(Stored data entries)
>>>

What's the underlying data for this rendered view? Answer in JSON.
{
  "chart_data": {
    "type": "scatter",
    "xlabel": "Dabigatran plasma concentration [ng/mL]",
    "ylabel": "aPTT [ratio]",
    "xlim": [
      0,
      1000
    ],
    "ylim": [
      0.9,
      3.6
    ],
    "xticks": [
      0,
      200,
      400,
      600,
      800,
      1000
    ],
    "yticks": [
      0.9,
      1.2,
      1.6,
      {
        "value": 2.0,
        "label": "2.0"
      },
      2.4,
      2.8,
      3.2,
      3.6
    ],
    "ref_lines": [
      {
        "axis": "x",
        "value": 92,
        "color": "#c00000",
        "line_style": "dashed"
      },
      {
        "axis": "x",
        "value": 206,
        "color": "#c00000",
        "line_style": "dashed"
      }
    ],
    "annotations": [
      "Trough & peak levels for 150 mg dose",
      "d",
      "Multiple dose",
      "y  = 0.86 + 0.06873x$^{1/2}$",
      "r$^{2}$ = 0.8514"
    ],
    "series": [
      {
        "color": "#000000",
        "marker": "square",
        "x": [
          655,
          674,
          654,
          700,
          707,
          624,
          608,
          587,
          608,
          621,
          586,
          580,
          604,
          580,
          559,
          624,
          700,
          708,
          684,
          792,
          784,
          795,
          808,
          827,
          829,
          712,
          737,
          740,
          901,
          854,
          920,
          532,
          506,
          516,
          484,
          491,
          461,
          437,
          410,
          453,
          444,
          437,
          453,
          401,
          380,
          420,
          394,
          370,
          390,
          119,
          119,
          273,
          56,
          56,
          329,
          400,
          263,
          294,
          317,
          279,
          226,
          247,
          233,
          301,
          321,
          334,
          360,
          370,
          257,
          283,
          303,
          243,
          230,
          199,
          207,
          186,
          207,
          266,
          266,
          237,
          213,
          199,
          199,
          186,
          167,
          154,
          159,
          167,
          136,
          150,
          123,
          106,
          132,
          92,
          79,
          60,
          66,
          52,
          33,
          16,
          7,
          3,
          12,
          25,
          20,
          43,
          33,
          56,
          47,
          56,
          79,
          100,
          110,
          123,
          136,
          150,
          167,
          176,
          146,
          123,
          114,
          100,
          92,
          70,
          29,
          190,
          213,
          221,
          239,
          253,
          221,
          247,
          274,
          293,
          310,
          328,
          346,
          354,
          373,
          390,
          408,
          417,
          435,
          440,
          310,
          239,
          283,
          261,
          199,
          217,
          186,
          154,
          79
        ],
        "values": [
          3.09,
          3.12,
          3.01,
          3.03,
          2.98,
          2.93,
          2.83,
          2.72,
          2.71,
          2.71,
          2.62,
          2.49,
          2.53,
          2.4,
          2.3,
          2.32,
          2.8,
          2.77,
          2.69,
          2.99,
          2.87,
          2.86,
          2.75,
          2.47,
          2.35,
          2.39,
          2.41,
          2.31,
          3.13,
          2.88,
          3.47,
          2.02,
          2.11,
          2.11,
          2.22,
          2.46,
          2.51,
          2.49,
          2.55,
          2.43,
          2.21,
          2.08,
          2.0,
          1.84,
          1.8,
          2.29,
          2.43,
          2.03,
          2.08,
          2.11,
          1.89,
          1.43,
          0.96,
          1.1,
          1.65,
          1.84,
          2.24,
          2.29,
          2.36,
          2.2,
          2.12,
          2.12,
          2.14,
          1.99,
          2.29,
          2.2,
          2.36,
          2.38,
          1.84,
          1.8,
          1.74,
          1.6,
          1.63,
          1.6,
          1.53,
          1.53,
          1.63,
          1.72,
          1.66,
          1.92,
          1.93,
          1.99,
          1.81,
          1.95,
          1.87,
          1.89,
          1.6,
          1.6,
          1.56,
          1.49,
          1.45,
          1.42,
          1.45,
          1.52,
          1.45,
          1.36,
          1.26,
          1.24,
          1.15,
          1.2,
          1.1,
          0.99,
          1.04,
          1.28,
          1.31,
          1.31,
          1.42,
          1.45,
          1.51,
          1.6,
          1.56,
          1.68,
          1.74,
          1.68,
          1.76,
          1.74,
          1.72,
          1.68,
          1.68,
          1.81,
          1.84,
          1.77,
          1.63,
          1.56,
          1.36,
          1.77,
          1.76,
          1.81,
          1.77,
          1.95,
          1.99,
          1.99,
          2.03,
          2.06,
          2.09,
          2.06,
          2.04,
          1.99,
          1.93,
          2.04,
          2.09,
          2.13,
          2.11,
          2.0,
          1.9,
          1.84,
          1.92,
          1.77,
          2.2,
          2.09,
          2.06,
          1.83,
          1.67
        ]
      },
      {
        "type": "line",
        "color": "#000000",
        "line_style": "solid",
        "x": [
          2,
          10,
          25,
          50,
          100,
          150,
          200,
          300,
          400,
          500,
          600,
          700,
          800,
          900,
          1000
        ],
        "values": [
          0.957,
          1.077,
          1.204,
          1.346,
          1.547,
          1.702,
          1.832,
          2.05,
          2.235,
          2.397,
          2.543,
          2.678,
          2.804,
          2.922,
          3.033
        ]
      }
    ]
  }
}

<<<

- [Aim of the task]: Repeat every record, exactly as written.

- [Exercise result]:
What's the underlying data for this rendered view? Answer in JSON.
{
  "chart_data": {
    "type": "scatter",
    "xlabel": "Dabigatran plasma concentration [ng/mL]",
    "ylabel": "aPTT [ratio]",
    "xlim": [
      0,
      1000
    ],
    "ylim": [
      0.9,
      3.6
    ],
    "xticks": [
      0,
      200,
      400,
      600,
      800,
      1000
    ],
    "yticks": [
      0.9,
      1.2,
      1.6,
      {
        "value": 2.0,
        "label": "2.0"
      },
      2.4,
      2.8,
      3.2,
      3.6
    ],
    "ref_lines": [
      {
        "axis": "x",
        "value": 92,
        "color": "#c00000",
        "line_style": "dashed"
      },
      {
        "axis": "x",
        "value": 206,
        "color": "#c00000",
        "line_style": "dashed"
      }
    ],
    "annotations": [
      "Trough & peak levels for 150 mg dose",
      "d",
      "Multiple dose",
      "y  = 0.86 + 0.06873x$^{1/2}$",
      "r$^{2}$ = 0.8514"
    ],
    "series": [
      {
        "color": "#000000",
        "marker": "square",
        "x": [
          655,
          674,
          654,
          700,
          707,
          624,
          608,
          587,
          608,
          621,
          586,
          580,
          604,
          580,
          559,
          624,
          700,
          708,
          684,
          792,
          784,
          795,
          808,
          827,
          829,
          712,
          737,
          740,
          901,
          854,
          920,
          532,
          506,
          516,
          484,
          491,
          461,
          437,
          410,
          453,
          444,
          437,
          453,
          401,
          380,
          420,
          394,
          370,
          390,
          119,
          119,
          273,
          56,
          56,
          329,
          400,
          263,
          294,
          317,
          279,
          226,
          247,
          233,
          301,
          321,
          334,
          360,
          370,
          257,
          283,
          303,
          243,
          230,
          199,
          207,
          186,
          207,
          266,
          266,
          237,
          213,
          199,
          199,
          186,
          167,
          154,
          159,
          167,
          136,
          150,
          123,
          106,
          132,
          92,
          79,
          60,
          66,
          52,
          33,
          16,
          7,
          3,
          12,
          25,
          20,
          43,
          33,
          56,
          47,
          56,
          79,
          100,
          110,
          123,
          136,
          150,
          167,
          176,
          146,
          123,
          114,
          100,
          92,
          70,
          29,
          190,
          213,
          221,
          239,
          253,
          221,
          247,
          274,
          293,
          310,
          328,
          346,
          354,
          373,
          390,
          408,
          417,
          435,
          440,
          310,
          239,
          283,
          261,
          199,
          217,
          186,
          154,
          79
        ],
        "values": [
          3.09,
          3.12,
          3.01,
          3.03,
          2.98,
          2.93,
          2.83,
          2.72,
          2.71,
          2.71,
          2.62,
          2.49,
          2.53,
          2.4,
          2.3,
          2.32,
          2.8,
          2.77,
          2.69,
          2.99,
          2.87,
          2.86,
          2.75,
          2.47,
          2.35,
          2.39,
          2.41,
          2.31,
          3.13,
          2.88,
          3.47,
          2.02,
          2.11,
          2.11,
          2.22,
          2.46,
          2.51,
          2.49,
          2.55,
          2.43,
          2.21,
          2.08,
          2.0,
          1.84,
          1.8,
          2.29,
          2.43,
          2.03,
          2.08,
          2.11,
          1.89,
          1.43,
          0.96,
          1.1,
          1.65,
          1.84,
          2.24,
          2.29,
          2.36,
          2.2,
          2.12,
          2.12,
          2.14,
          1.99,
          2.29,
          2.2,
          2.36,
          2.38,
          1.84,
          1.8,
          1.74,
          1.6,
          1.63,
          1.6,
          1.53,
          1.53,
          1.63,
          1.72,
          1.66,
          1.92,
          1.93,
          1.99,
          1.81,
          1.95,
          1.87,
          1.89,
          1.6,
          1.6,
          1.56,
          1.49,
          1.45,
          1.42,
          1.45,
          1.52,
          1.45,
          1.36,
          1.26,
          1.24,
          1.15,
          1.2,
          1.1,
          0.99,
          1.04,
          1.28,
          1.31,
          1.31,
          1.42,
          1.45,
          1.51,
          1.6,
          1.56,
          1.68,
          1.74,
          1.68,
          1.76,
          1.74,
          1.72,
          1.68,
          1.68,
          1.81,
          1.84,
          1.77,
          1.63,
          1.56,
          1.36,
          1.77,
          1.76,
          1.81,
          1.77,
          1.95,
          1.99,
          1.99,
          2.03,
          2.06,
          2.09,
          2.06,
          2.04,
          1.99,
          1.93,
          2.04,
          2.09,
          2.13,
          2.11,
          2.0,
          1.9,
          1.84,
          1.92,
          1.77,
          2.2,
          2.09,
          2.06,
          1.83,
          1.67
        ]
      },
      {
        "type": "line",
        "color": "#000000",
        "line_style": "solid",
        "x": [
          2,
          10,
          25,
          50,
          100,
          150,
          200,
          300,
          400,
          500,
          600,
          700,
          800,
          900,
          1000
        ],
        "values": [
          0.957,
          1.077,
          1.204,
          1.346,
          1.547,
          1.702,
          1.832,
          2.05,
          2.235,
          2.397,
          2.543,
          2.678,
          2.804,
          2.922,
          3.033
        ]
      }
    ]
  }
}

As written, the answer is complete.